--- What is needed ---
Gather up every line that includes the string "СРЕДНЕВЕКОВОЙ".

--- Information given ---
++++
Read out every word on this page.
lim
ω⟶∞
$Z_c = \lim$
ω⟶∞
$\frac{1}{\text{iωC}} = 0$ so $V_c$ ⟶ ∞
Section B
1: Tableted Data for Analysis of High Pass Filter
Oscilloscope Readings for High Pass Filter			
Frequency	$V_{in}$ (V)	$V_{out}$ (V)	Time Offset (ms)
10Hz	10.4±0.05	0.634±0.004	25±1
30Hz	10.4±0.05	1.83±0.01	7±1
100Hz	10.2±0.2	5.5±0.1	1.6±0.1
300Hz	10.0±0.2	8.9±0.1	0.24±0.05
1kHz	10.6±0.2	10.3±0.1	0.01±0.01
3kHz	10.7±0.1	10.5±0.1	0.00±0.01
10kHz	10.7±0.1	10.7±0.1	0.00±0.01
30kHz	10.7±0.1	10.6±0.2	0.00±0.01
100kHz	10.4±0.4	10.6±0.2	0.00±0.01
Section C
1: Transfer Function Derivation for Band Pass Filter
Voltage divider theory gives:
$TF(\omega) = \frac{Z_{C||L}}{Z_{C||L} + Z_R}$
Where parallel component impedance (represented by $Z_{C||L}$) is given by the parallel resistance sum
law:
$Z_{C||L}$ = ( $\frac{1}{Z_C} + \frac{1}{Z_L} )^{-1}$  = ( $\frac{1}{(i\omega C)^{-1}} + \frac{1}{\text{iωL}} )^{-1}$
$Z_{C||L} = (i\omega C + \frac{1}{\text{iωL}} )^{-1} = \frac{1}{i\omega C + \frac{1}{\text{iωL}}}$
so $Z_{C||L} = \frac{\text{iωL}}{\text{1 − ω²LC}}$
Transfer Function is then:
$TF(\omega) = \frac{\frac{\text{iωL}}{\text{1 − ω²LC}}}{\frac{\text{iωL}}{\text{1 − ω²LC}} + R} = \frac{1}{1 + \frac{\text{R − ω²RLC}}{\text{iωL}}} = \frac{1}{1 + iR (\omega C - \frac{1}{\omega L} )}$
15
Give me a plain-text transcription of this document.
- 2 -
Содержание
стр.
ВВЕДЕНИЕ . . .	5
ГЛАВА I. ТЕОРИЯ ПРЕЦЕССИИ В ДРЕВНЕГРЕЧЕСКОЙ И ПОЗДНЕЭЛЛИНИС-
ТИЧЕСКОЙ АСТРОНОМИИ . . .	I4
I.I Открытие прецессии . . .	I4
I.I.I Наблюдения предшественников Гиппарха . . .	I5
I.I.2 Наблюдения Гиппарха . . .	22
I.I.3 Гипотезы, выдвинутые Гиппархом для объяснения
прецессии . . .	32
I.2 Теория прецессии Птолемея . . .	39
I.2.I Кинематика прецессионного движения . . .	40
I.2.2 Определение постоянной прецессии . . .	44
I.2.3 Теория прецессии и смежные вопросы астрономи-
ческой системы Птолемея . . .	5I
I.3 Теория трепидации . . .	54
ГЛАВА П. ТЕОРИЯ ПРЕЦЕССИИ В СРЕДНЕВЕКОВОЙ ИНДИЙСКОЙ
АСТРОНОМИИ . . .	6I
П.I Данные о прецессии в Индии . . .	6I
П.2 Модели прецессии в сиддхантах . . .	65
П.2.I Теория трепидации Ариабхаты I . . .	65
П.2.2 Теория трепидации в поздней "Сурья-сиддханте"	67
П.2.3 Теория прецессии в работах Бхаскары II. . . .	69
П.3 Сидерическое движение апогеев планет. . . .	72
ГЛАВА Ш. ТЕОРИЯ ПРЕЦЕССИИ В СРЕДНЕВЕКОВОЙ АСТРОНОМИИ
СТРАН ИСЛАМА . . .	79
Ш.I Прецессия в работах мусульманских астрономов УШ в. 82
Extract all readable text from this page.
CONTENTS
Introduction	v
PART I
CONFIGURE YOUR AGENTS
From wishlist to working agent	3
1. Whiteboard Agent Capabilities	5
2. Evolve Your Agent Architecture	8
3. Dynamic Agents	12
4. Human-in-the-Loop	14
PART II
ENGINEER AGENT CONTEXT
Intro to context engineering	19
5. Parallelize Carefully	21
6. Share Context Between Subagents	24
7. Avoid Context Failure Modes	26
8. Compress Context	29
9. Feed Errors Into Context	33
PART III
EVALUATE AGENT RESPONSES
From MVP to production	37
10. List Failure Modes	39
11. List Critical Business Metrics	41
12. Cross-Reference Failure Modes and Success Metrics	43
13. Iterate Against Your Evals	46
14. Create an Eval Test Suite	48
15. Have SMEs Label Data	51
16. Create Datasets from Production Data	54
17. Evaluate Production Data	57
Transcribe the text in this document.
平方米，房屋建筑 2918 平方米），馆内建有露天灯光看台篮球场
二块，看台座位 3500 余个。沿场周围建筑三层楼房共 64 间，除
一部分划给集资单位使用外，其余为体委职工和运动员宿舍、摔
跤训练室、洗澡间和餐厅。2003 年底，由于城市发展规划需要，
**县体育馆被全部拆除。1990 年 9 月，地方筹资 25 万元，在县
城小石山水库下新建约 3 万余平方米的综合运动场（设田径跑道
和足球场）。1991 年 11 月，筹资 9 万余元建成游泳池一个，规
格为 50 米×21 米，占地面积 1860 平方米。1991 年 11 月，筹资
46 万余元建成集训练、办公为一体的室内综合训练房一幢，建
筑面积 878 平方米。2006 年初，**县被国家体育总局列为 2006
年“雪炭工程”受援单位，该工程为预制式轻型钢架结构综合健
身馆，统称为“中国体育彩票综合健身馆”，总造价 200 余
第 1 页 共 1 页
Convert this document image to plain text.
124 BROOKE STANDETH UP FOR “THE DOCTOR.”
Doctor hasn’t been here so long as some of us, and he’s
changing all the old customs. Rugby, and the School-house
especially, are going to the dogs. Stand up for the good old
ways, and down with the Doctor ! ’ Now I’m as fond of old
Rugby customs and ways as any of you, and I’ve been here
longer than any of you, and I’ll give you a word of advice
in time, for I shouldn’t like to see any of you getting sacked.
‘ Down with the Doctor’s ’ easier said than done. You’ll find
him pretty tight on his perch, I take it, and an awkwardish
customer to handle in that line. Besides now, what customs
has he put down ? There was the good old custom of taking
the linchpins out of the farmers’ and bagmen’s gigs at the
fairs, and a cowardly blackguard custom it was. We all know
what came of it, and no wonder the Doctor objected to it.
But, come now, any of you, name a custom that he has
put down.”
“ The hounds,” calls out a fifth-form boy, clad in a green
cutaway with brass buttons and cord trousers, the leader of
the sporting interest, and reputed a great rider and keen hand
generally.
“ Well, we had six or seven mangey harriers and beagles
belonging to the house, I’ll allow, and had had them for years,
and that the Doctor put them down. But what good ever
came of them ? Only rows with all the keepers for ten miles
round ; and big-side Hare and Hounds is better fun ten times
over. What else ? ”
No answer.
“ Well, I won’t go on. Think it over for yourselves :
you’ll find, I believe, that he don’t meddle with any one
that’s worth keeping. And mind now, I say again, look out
++++
--- Right answer ---
ГЛАВА П. ТЕОРИЯ ПРЕЦЕССИИ В СРЕДНЕВЕКОВОЙ ИНДИЙСКОЙ
ГЛАВА Ш. ТЕОРИЯ ПРЕЦЕССИИ В СРЕДНЕВЕКОВОЙ АСТРОНОМИИ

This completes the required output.